- _Task statement_
Reproduce the full listing below unchanged, apart from the pictures.

(begin)

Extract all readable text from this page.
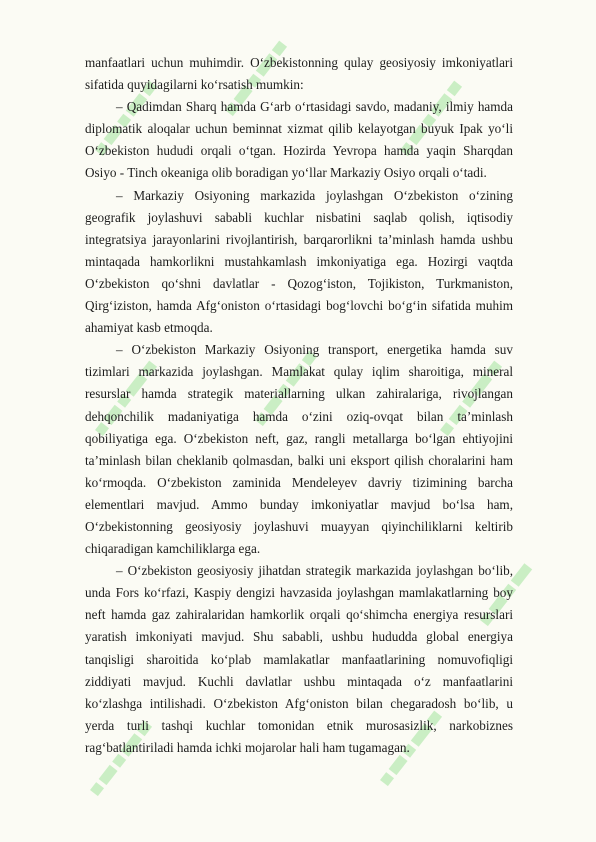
manfaatlari uchun muhimdir. O‘zbekistonning qulay geosiyosiy imkoniyatlari sifatida quyidagilarni ko‘rsatish mumkin:

– Qadimdan Sharq hamda G‘arb o‘rtasidagi savdo, madaniy, ilmiy hamda diplomatik aloqalar uchun beminnat xizmat qilib kelayotgan buyuk Ipak yo‘li O‘zbekiston hududi orqali o‘tgan. Hozirda Yevropa hamda yaqin Sharqdan Osiyo - Tinch okeaniga olib boradigan yo‘llar Markaziy Osiyo orqali o‘tadi.

– Markaziy Osiyoning markazida joylashgan O‘zbekiston o‘zining geografik joylashuvi sababli kuchlar nisbatini saqlab qolish, iqtisodiy integratsiya jarayonlarini rivojlantirish, barqarorlikni ta’minlash hamda ushbu mintaqada hamkorlikni mustahkamlash imkoniyatiga ega. Hozirgi vaqtda O‘zbekiston qo‘shni davlatlar - Qozog‘iston, Tojikiston, Turkmaniston, Qirg‘iziston, hamda Afg‘oniston o‘rtasidagi bog‘lovchi bo‘g‘in sifatida muhim ahamiyat kasb etmoqda.

– O‘zbekiston Markaziy Osiyoning transport, energetika hamda suv tizimlari markazida joylashgan. Mamlakat qulay iqlim sharoitiga, mineral resurslar hamda strategik materiallarning ulkan zahiralariga, rivojlangan dehqonchilik madaniyatiga hamda o‘zini oziq-ovqat bilan ta’minlash qobiliyatiga ega. O‘zbekiston neft, gaz, rangli metallarga bo‘lgan ehtiyojini ta’minlash bilan cheklanib qolmasdan, balki uni eksport qilish choralarini ham ko‘rmoqda. O‘zbekiston zaminida Mendeleyev davriy tizimining barcha elementlari mavjud. Ammo bunday imkoniyatlar mavjud bo‘lsa ham, O‘zbekistonning geosiyosiy joylashuvi muayyan qiyinchiliklarni keltirib chiqaradigan kamchiliklarga ega.

– O‘zbekiston geosiyosiy jihatdan strategik markazida joylashgan bo‘lib, unda Fors ko‘rfazi, Kaspiy dengizi havzasida joylashgan mamlakatlarning boy neft hamda gaz zahiralaridan hamkorlik orqali qo‘shimcha energiya resurslari yaratish imkoniyati mavjud. Shu sababli, ushbu hududda global energiya tanqisligi sharoitida ko‘plab mamlakatlar manfaatlarining nomuvofiqligi ziddiyati mavjud. Kuchli davlatlar ushbu mintaqada o‘z manfaatlarini ko‘zlashga intilishadi. O‘zbekiston Afg‘oniston bilan chegaradosh bo‘lib, u yerda turli tashqi kuchlar tomonidan etnik murosasizlik, narkobiznes rag‘batlantiriladi hamda ichki mojarolar hali ham tugamagan.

(end)

- _Written response_
Extract all readable text from this page.
manfaatlari uchun muhimdir. O‘zbekistonning qulay geosiyosiy imkoniyatlari sifatida quyidagilarni ko‘rsatish mumkin:

– Qadimdan Sharq hamda G‘arb o‘rtasidagi savdo, madaniy, ilmiy hamda diplomatik aloqalar uchun beminnat xizmat qilib kelayotgan buyuk Ipak yo‘li O‘zbekiston hududi orqali o‘tgan. Hozirda Yevropa hamda yaqin Sharqdan Osiyo - Tinch okeaniga olib boradigan yo‘llar Markaziy Osiyo orqali o‘tadi.

– Markaziy Osiyoning markazida joylashgan O‘zbekiston o‘zining geografik joylashuvi sababli kuchlar nisbatini saqlab qolish, iqtisodiy integratsiya jarayonlarini rivojlantirish, barqarorlikni ta’minlash hamda ushbu mintaqada hamkorlikni mustahkamlash imkoniyatiga ega. Hozirgi vaqtda O‘zbekiston qo‘shni davlatlar - Qozog‘iston, Tojikiston, Turkmaniston, Qirg‘iziston, hamda Afg‘oniston o‘rtasidagi bog‘lovchi bo‘g‘in sifatida muhim ahamiyat kasb etmoqda.

– O‘zbekiston Markaziy Osiyoning transport, energetika hamda suv tizimlari markazida joylashgan. Mamlakat qulay iqlim sharoitiga, mineral resurslar hamda strategik materiallarning ulkan zahiralariga, rivojlangan dehqonchilik madaniyatiga hamda o‘zini oziq-ovqat bilan ta’minlash qobiliyatiga ega. O‘zbekiston neft, gaz, rangli metallarga bo‘lgan ehtiyojini ta’minlash bilan cheklanib qolmasdan, balki uni eksport qilish choralarini ham ko‘rmoqda. O‘zbekiston zaminida Mendeleyev davriy tizimining barcha elementlari mavjud. Ammo bunday imkoniyatlar mavjud bo‘lsa ham, O‘zbekistonning geosiyosiy joylashuvi muayyan qiyinchiliklarni keltirib chiqaradigan kamchiliklarga ega.

– O‘zbekiston geosiyosiy jihatdan strategik markazida joylashgan bo‘lib, unda Fors ko‘rfazi, Kaspiy dengizi havzasida joylashgan mamlakatlarning boy neft hamda gaz zahiralaridan hamkorlik orqali qo‘shimcha energiya resurslari yaratish imkoniyati mavjud. Shu sababli, ushbu hududda global energiya tanqisligi sharoitida ko‘plab mamlakatlar manfaatlarining nomuvofiqligi ziddiyati mavjud. Kuchli davlatlar ushbu mintaqada o‘z manfaatlarini ko‘zlashga intilishadi. O‘zbekiston Afg‘oniston bilan chegaradosh bo‘lib, u yerda turli tashqi kuchlar tomonidan etnik murosasizlik, narkobiznes rag‘batlantiriladi hamda ichki mojarolar hali ham tugamagan.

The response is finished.